▶ _やってみよう_:
以下の外来魚の記事から、「平成12年、志木市内の荒川で」から「ギル」と同様、両種の放流を禁止している。」までをすべて一字も変えずに書き写すこと。

::: 本文 :::

埼玉県内水面漁場管理委員会「外来魚2種のリリース禁止エリア拡大」


産経新聞 5月28日(土)16時35分配信


 川の生物を外来魚から守るため、埼玉県内水面漁場管理委員会は今年度、特定外来生物に指定されている「コクチバス」と「チャネルキャットフィッシュ」の2種について、捕獲した際の再放流(リリース)を禁止する地域を一部の河川から県内全域に拡大した。外来魚の脅威から、川の生き物を守れるか-。

 禁止されているのは、池や川で一度獲った魚を再度放す行為。対象は、「ブラックバス」と総称される魚の中でも口が小さいコクチバス(スズキの一種)と、「アメリカナマズ」と呼ばれるチャネルキャットフィッシュ(ナマズの一種)。

 平成12年、志木市内の荒川でコクチバスが確認され、委員会は一部河川での再放流を禁止。だが、その後も荒川水系を中心に生息域を拡大し、ついに昨年10月には荒川最上流の秩父湖でも確認された。一方、チャネルキャットフィッシュは20年以前から捕獲例があり、21年も利根川入間川で捕獲された。

 これらの外来種は肉食で繁殖力が強く、生態系への影響が懸念される。このため、特定外来生物法は「オオクチバス」や「ブルーギル」と同様、両種の放流を禁止している。

 実際、県内のアユやコイ、ウナギなどの漁獲高は減少の一途。漁業者が減ったのも一因だが、20年には10年前の約4分の1の計311トンにまで落ち込んだ。

 外来魚は県内でもすでにかなりの範囲に拡大しているため、県は21年度から国の緊急雇用創出事業を活用し、約20人を雇い外来魚の駆除作業を実施。また、今年度からはコクチバスとチャネルキャットフィッシュの再放流禁止を県内全域に拡大、規制の網を広げた。

 県生産振興課では「埼玉は川が多く、外来種の拡大は侮れない。今までいた生物がいなくならないよう、県を挙げて取り組む」と説明。再放流禁止の対象となる魚は、食べるか埋めるなどして処分することを求めている。

個人の意見

>チャネルキャットフィッシュ

 「アメリカナマズ」と呼んでいる魚種です。

::: 提供データ :::

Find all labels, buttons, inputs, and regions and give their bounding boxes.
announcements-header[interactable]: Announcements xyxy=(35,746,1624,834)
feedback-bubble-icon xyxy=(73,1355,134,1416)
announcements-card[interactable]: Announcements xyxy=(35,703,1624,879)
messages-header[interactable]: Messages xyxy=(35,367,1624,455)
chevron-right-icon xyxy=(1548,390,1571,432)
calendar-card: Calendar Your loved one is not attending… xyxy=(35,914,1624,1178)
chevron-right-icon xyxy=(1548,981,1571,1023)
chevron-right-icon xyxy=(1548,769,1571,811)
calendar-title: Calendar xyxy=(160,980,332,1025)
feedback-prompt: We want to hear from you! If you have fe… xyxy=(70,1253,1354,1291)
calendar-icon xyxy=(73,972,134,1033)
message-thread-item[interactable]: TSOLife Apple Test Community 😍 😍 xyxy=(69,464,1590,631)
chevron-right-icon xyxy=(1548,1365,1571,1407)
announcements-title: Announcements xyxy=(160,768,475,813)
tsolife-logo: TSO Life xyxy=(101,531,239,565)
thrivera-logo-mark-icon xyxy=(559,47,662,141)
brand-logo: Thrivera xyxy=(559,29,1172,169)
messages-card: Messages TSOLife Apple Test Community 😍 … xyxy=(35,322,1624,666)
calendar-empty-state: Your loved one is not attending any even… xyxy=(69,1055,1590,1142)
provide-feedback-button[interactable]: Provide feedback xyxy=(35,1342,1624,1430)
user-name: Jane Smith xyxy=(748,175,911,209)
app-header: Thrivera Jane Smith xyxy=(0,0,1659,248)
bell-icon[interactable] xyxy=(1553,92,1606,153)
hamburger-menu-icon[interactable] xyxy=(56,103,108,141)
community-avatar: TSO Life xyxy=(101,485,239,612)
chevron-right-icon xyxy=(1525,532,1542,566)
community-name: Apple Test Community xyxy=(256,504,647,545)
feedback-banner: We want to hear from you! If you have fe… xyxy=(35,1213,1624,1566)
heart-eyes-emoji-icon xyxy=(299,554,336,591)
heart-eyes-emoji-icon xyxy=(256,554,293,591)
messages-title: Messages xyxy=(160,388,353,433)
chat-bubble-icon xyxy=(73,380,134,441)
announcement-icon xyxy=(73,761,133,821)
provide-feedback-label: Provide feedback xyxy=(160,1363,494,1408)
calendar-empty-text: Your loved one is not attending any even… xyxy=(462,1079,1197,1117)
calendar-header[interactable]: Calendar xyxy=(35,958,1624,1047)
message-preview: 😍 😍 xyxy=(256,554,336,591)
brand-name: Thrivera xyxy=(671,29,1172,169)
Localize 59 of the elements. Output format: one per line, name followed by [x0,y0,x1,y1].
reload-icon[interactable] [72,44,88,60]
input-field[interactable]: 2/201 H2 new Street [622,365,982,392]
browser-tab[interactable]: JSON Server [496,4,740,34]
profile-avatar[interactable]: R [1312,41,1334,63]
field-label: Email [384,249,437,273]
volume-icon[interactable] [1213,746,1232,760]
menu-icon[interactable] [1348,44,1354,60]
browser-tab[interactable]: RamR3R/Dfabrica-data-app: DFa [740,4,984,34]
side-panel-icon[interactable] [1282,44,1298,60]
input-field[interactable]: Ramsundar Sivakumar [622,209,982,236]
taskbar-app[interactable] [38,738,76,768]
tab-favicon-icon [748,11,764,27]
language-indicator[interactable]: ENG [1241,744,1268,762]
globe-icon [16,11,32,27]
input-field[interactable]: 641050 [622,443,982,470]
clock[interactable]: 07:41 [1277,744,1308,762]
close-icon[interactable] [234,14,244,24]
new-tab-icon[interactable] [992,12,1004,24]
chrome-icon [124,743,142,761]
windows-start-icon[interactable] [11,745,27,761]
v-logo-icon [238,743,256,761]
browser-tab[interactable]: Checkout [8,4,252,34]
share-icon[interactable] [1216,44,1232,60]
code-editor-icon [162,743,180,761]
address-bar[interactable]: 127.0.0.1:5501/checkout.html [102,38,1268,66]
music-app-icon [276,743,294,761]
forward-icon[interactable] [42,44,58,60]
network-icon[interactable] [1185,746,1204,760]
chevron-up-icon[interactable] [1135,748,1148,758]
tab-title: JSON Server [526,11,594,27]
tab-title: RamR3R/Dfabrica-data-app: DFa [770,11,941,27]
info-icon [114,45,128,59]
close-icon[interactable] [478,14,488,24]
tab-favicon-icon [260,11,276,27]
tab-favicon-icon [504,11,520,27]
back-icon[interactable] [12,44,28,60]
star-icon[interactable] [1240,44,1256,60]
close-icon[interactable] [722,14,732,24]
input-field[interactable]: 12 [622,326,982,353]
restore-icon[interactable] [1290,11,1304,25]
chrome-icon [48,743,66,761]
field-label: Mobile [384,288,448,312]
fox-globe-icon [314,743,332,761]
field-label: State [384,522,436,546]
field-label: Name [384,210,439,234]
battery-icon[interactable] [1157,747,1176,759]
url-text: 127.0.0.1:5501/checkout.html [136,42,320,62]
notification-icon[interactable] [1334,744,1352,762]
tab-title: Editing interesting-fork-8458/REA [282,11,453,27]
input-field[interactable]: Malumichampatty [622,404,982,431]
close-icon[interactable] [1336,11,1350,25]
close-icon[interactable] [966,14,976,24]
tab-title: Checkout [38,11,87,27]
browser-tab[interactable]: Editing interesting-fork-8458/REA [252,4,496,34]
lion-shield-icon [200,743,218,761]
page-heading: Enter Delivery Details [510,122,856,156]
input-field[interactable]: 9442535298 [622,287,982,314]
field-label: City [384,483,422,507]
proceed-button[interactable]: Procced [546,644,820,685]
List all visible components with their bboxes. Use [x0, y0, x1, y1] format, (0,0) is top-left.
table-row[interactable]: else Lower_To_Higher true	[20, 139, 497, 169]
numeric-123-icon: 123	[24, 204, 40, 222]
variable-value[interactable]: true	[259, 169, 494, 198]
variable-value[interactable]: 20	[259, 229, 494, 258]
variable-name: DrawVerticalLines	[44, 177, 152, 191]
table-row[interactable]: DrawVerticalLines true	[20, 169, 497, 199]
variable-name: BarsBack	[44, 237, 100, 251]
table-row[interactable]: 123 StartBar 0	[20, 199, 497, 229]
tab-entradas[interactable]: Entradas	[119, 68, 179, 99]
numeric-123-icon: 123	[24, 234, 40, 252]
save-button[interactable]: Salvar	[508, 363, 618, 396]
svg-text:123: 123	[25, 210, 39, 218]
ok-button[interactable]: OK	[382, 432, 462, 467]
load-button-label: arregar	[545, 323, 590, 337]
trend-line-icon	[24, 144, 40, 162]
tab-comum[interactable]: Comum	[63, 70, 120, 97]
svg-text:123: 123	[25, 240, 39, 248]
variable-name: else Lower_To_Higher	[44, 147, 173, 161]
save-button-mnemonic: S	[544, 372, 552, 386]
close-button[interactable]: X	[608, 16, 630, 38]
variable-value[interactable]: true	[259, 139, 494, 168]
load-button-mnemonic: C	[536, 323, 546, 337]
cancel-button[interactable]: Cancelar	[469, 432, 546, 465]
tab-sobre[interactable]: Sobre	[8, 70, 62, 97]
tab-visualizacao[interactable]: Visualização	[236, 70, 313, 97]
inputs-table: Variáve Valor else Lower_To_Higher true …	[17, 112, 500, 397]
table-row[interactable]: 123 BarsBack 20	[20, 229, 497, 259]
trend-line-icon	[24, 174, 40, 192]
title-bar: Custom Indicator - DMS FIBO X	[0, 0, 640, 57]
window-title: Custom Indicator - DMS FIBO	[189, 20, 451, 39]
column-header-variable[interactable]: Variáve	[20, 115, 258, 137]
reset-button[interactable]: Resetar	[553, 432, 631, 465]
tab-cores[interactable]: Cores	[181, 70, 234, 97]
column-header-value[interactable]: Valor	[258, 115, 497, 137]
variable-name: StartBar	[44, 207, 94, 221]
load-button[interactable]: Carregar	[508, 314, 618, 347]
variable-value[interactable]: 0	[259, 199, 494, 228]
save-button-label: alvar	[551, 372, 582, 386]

:::

▶ _この問題の解答_:
平成12年、志木市内の荒川でコクチバスが確認され、委員会は一部河川での再放流を禁止。だが、その後も荒川水系を中心に生息域を拡大し、ついに昨年10月には荒川最上流の秩父湖でも確認された。一方、チャネルキャットフィッシュは20年以前から捕獲例があり、21年も利根川入間川で捕獲された。

 これらの外来種は肉食で繁殖力が強く、生態系への影響が懸念される。このため、特定外来生物法は「オオクチバス」や「ブルーギル」と同様、両種の放流を禁止している。